Entries taken from a collection
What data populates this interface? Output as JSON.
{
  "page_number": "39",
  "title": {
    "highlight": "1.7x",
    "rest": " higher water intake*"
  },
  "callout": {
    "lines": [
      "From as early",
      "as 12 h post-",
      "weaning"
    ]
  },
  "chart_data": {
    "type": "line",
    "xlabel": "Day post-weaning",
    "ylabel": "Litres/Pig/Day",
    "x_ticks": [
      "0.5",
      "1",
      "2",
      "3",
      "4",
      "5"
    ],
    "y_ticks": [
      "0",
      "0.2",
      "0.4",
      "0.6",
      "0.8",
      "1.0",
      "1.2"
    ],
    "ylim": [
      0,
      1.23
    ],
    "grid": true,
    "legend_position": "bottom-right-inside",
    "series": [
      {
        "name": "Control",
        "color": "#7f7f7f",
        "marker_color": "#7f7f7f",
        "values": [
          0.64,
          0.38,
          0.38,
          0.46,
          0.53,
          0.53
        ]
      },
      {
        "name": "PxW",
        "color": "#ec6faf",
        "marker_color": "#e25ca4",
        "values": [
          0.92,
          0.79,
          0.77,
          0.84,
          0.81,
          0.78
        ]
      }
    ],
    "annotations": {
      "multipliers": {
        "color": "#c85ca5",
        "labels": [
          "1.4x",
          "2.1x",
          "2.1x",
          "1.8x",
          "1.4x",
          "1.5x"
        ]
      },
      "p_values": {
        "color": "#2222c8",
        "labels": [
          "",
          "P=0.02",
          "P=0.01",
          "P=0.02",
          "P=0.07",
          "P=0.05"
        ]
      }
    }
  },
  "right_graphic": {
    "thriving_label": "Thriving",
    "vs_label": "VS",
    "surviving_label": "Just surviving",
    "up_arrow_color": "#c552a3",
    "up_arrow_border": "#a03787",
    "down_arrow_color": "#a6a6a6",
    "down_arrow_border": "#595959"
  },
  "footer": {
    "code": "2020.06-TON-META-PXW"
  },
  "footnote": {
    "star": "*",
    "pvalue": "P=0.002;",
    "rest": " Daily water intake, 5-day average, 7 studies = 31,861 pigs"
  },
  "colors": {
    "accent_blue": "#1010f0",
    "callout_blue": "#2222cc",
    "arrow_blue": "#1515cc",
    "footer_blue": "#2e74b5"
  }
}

**DIRECTIONS**
Every entry needs to be retyped exactly.

**FINISHED EXERCISE**
What data populates this interface? Output as JSON.
{
  "page_number": "39",
  "title": {
    "highlight": "1.7x",
    "rest": " higher water intake*"
  },
  "callout": {
    "lines": [
      "From as early",
      "as 12 h post-",
      "weaning"
    ]
  },
  "chart_data": {
    "type": "line",
    "xlabel": "Day post-weaning",
    "ylabel": "Litres/Pig/Day",
    "x_ticks": [
      "0.5",
      "1",
      "2",
      "3",
      "4",
      "5"
    ],
    "y_ticks": [
      "0",
      "0.2",
      "0.4",
      "0.6",
      "0.8",
      "1.0",
      "1.2"
    ],
    "ylim": [
      0,
      1.23
    ],
    "grid": true,
    "legend_position": "bottom-right-inside",
    "series": [
      {
        "name": "Control",
        "color": "#7f7f7f",
        "marker_color": "#7f7f7f",
        "values": [
          0.64,
          0.38,
          0.38,
          0.46,
          0.53,
          0.53
        ]
      },
      {
        "name": "PxW",
        "color": "#ec6faf",
        "marker_color": "#e25ca4",
        "values": [
          0.92,
          0.79,
          0.77,
          0.84,
          0.81,
          0.78
        ]
      }
    ],
    "annotations": {
      "multipliers": {
        "color": "#c85ca5",
        "labels": [
          "1.4x",
          "2.1x",
          "2.1x",
          "1.8x",
          "1.4x",
          "1.5x"
        ]
      },
      "p_values": {
        "color": "#2222c8",
        "labels": [
          "",
          "P=0.02",
          "P=0.01",
          "P=0.02",
          "P=0.07",
          "P=0.05"
        ]
      }
    }
  },
  "right_graphic": {
    "thriving_label": "Thriving",
    "vs_label": "VS",
    "surviving_label": "Just surviving",
    "up_arrow_color": "#c552a3",
    "up_arrow_border": "#a03787",
    "down_arrow_color": "#a6a6a6",
    "down_arrow_border": "#595959"
  },
  "footer": {
    "code": "2020.06-TON-META-PXW"
  },
  "footnote": {
    "star": "*",
    "pvalue": "P=0.002;",
    "rest": " Daily water intake, 5-day average, 7 studies = 31,861 pigs"
  },
  "colors": {
    "accent_blue": "#1010f0",
    "callout_blue": "#2222cc",
    "arrow_blue": "#1515cc",
    "footer_blue": "#2e74b5"
  }
}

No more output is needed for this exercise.